A cure for bird flu: good-bye, Angry Birds

Angry Bird Fist

This kid looks like a smart aleck, even blurry (Photo credit: lincolnblues)

Previously, I wrote a post about my preschooler’s obsession with Angry Birds. His dad and I were struggling to find a way to manage his maddening, all-encompassing devotion to this game, and after a few weeks more of playing (and fighting about playing), C developed what I can only call Bird Flu, and a decision was made. The game, and all of its permutations, has been removed from all devices. No more Angry Birds.

Understandably, he freaked. “But if you delete it,” he wailed, “I will lose all of my levels and when you put it back on someday I’ll have to start over from the beginning!” We, (particularly his dad, who, after reading my Angry Birds post, said, “I can’t believe you exposed me as a gamer!” Busted!) did feel badly about this – C did put in time and effort to achieve a certain level of profiency, which I suppose is an accomplishment. But then I thought, wait. He accomplished flinging birds at pigs. The game is not going back on.

We grasped at a lot of straws before we sorted out a way to deal with the Bird Flu. Since we feel that C needs to learn moderation when it comes to, well, almost anything, we let him play, but with time limits. But as he got further into the game, he got more and more upset when the timer went off. We tried treating it as a privilege and would only let him play video games when he behaved. If he did something untoward, I’d write an X on a calendar, which meant no video games that day. This was a mistake; it infuriated him. He climbed up to the calendar with a paper towel to try to wipe away the ink. And this put an undue amount of value on the game; it gave it even more power over him. By this past weekend, he could think of nothing else but when he would be allowed to play Angry Birds again. There was a lot of arguing. It was distressing. It made me sad to think of a little boy turning his back on his trucks and cars because he was so focused on reaching the next level of a video game.

I talked to friends about how they handle it with their children – because most of the kids I know do play video games, and many do play Angry Birds. One of them said something that struck me. He said that to him, it doesn’t matter if his son plays with video games, or with toys – who’s to say pushing a car around is a better use of time than interacting with a video game – as long as he treated people with respect.

Another friend noted in the comment section of my Angry Birds post that maybe it’s just a matter of aesthetic, that it seems “crass” to be so into video games. Maybe we have not yet adjusted to their being a more accepted part of our pop culture; I’m sure many people used to think TV was crass too. Time will tell, I suppose. But it is a relatively new problem; when I was your age, young man, we didn’t even have a computer! Then we got an IBM PCJr and it didn’t even do anything, except beep out classical tunes! We had none of these newfangled devices like so-called “answering machines” or “VCRs” that the kids love so much these days! When I was in elementary school, video games became popular – Pac-Man was huge, for example, but it was relegated to the arcade. We had an arcade at Nathan’s Hot Dogs in Oceanside, Long Island, and my mother wouldn’t let me near that den of filth, blast her! Or maybe you had an Atari or similar, but not everyone did. We didn’t. And if you did have one, you obviously couldn’t carry it around and follow your mother across the green earth incessantly asking her to give it you on line at the supermarket or on a playdate.

━━━━━━━━━━━━━━━━━━━━━━━━━━━━━━

# Do this
Answer these about the Angry Birds post:
(a) What did C climb up to the calendar with?
(b) What computer did the writer's family get?
(c) Where was the arcade the writer's mother kept the writer away from?

# Data lines
━━━━━━━━━━━━━━━━━━━━━━━━━━━━━━

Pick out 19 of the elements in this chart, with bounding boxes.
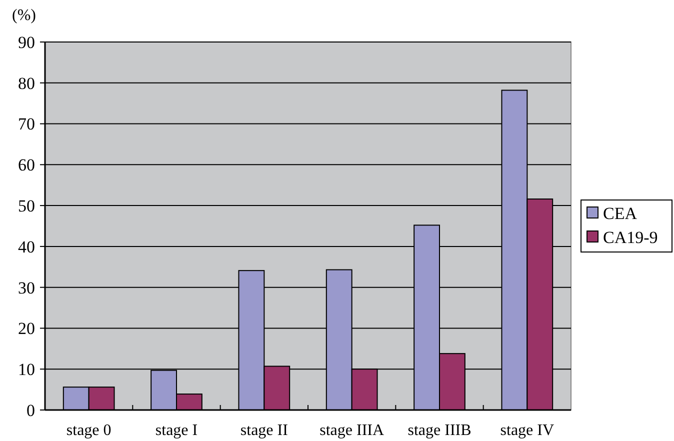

━━━━━━━━━━━━━━━━━━━━━━━━━━━━━━

# Output of the exercise
(a) A paper towel.
(b) An IBM PCJr.
(c) At Nathan's Hot Dogs in Oceanside, Long Island.